Data entries
● ● ● ●

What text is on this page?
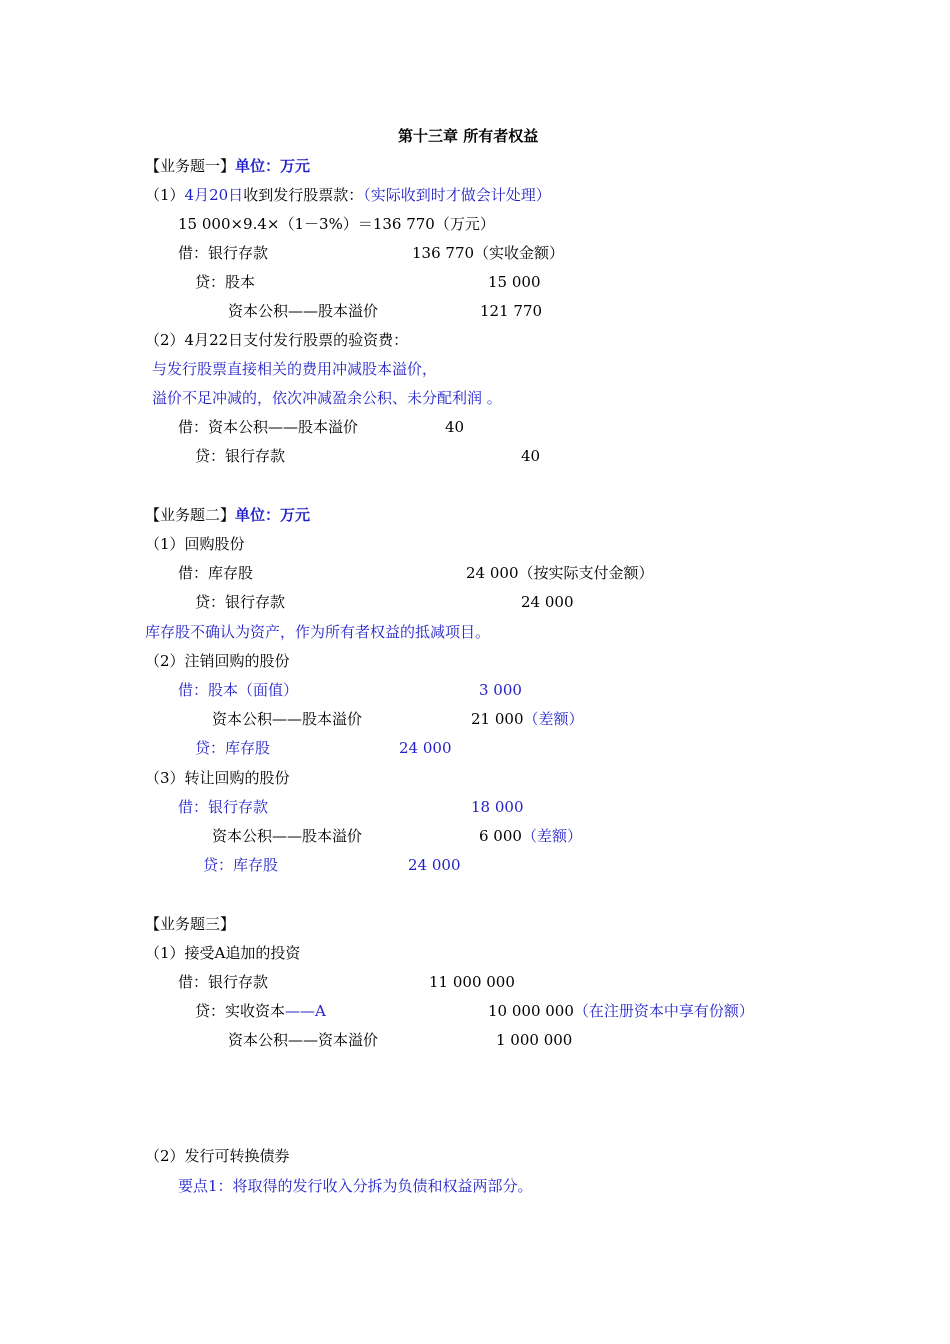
第十三章 所有者权益
【业务题一】单位：万元
（1）4月20日收到发行股票款：（实际收到时才做会计处理）
15 000×9.4×（1－3%）＝136 770（万元）
借：银行存款	136 770（实收金额）
贷：股本	15 000
资本公积——股本溢价	121 770
（2）4月22日支付发行股票的验资费：
与发行股票直接相关的费用冲减股本溢价，
溢价不足冲减的，依次冲减盈余公积、未分配利润 。
借：资本公积——股本溢价	40
贷：银行存款	40
【业务题二】单位：万元
（1）回购股份
借：库存股	24 000（按实际支付金额）
贷：银行存款	24 000
库存股不确认为资产，作为所有者权益的抵减项目。
（2）注销回购的股份
借：股本（面值）	3 000
资本公积——股本溢价	21 000（差额）
贷：库存股	24 000
（3）转让回购的股份
借：银行存款	18 000
资本公积——股本溢价	6 000（差额）
贷：库存股	24 000
【业务题三】
（1）接受A追加的投资
借：银行存款	11 000 000
贷：实收资本——A	10 000 000（在注册资本中享有份额）
资本公积——资本溢价	1 000 000
（2）发行可转换债券
要点1：将取得的发行收入分拆为负债和权益两部分。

● ● ● ●

Pictures are to be left out; the records above must be repeated word for word.

What text is on this page?
第十三章 所有者权益
【业务题一】单位：万元
（1）4月20日收到发行股票款：（实际收到时才做会计处理）
15 000×9.4×（1－3%）＝136 770（万元）
借：银行存款	136 770（实收金额）
贷：股本	15 000
资本公积——股本溢价	121 770
（2）4月22日支付发行股票的验资费：
与发行股票直接相关的费用冲减股本溢价，
溢价不足冲减的，依次冲减盈余公积、未分配利润 。
借：资本公积——股本溢价	40
贷：银行存款	40
【业务题二】单位：万元
（1）回购股份
借：库存股	24 000（按实际支付金额）
贷：银行存款	24 000
库存股不确认为资产，作为所有者权益的抵减项目。
（2）注销回购的股份
借：股本（面值）	3 000
资本公积——股本溢价	21 000（差额）
贷：库存股	24 000
（3）转让回购的股份
借：银行存款	18 000
资本公积——股本溢价	6 000（差额）
贷：库存股	24 000
【业务题三】
（1）接受A追加的投资
借：银行存款	11 000 000
贷：实收资本——A	10 000 000（在注册资本中享有份额）
资本公积——资本溢价	1 000 000
（2）发行可转换债券
要点1：将取得的发行收入分拆为负债和权益两部分。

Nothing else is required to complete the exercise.